• [Given exercise]: How many lines of the records below contain the word "Archer"? Answer with the number alone.

• [Given entries]:
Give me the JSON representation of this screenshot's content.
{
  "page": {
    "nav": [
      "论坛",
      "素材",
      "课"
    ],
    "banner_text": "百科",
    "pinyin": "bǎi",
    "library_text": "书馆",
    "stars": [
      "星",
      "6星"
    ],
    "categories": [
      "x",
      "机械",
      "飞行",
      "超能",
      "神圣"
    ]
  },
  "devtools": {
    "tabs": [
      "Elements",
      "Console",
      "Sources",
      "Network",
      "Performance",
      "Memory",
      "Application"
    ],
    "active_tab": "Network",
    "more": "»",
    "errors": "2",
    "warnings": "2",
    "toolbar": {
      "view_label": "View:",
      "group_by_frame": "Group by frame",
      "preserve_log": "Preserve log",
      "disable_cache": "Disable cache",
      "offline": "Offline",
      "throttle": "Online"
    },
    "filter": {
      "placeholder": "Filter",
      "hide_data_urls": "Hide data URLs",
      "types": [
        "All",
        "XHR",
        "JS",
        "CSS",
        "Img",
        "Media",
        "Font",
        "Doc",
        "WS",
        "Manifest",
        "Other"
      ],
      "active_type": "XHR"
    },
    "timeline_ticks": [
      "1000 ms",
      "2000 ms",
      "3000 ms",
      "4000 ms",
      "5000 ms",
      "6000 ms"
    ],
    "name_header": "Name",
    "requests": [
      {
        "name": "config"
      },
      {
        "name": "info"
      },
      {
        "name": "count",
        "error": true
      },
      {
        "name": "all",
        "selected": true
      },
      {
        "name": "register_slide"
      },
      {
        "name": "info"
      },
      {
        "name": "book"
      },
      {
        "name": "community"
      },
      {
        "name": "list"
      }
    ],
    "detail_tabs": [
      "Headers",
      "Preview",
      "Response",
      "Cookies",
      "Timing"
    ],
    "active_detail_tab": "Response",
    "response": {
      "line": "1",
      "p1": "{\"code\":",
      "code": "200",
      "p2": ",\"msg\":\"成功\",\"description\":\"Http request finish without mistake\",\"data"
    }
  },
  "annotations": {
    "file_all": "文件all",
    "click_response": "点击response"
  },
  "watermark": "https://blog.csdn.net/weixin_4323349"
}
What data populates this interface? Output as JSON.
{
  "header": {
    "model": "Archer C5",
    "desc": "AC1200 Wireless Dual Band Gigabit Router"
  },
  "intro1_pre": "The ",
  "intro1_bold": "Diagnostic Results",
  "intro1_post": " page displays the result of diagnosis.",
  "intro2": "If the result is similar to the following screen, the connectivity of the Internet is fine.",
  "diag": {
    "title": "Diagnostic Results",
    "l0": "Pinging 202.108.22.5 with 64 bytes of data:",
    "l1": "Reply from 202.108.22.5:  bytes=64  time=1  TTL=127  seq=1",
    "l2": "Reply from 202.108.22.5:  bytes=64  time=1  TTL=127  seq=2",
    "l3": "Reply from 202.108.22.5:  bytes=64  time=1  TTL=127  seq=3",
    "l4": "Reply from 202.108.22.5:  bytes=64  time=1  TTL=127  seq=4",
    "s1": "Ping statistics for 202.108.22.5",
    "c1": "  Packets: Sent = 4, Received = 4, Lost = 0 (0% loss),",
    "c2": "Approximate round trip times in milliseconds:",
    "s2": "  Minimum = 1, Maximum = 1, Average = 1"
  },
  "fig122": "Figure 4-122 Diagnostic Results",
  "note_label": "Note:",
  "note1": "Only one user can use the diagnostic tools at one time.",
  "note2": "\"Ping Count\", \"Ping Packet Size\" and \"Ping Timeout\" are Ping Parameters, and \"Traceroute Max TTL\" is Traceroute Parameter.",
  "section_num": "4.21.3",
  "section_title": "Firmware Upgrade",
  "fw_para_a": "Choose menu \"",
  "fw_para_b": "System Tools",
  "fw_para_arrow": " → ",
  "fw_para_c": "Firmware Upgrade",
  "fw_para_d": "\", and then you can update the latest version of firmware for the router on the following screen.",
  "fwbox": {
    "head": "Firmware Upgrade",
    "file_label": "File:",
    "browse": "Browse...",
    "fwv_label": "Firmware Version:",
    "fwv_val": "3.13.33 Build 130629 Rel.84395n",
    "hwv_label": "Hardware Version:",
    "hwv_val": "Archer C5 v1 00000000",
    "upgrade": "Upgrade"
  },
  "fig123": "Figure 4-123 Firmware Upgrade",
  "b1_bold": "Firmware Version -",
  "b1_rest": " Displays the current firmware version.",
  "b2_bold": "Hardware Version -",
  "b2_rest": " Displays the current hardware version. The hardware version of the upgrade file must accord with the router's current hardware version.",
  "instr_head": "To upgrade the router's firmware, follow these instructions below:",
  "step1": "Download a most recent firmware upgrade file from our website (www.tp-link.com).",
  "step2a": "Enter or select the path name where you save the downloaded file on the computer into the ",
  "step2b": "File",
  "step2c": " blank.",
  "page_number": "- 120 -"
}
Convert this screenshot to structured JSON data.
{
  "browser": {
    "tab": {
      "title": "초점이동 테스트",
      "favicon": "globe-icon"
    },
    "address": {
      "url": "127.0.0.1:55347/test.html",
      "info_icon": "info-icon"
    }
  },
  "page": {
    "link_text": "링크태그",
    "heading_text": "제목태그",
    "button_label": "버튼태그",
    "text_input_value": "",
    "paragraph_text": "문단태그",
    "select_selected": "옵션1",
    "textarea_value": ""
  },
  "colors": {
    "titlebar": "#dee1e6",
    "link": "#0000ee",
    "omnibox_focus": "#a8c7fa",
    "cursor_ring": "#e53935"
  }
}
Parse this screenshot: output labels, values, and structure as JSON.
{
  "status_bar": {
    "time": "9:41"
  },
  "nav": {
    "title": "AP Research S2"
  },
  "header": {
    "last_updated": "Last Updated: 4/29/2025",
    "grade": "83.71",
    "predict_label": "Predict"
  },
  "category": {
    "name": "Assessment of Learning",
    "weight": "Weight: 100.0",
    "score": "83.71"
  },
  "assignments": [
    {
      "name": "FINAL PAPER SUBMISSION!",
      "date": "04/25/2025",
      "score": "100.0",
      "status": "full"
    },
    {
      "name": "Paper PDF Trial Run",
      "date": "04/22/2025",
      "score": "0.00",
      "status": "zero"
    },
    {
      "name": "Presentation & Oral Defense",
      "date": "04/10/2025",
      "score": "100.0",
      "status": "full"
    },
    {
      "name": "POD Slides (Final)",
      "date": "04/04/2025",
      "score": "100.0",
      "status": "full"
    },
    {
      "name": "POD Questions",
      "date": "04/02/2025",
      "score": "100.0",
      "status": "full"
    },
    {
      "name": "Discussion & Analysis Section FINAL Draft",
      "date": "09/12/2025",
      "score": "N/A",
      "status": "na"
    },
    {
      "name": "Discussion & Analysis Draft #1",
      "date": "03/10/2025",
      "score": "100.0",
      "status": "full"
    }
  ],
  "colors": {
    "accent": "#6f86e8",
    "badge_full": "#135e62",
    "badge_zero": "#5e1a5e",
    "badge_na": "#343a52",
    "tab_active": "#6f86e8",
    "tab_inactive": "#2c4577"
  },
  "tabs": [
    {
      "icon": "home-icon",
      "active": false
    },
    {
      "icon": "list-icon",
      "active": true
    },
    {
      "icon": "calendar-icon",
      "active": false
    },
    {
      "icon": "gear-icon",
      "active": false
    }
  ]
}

• [Output below]: 2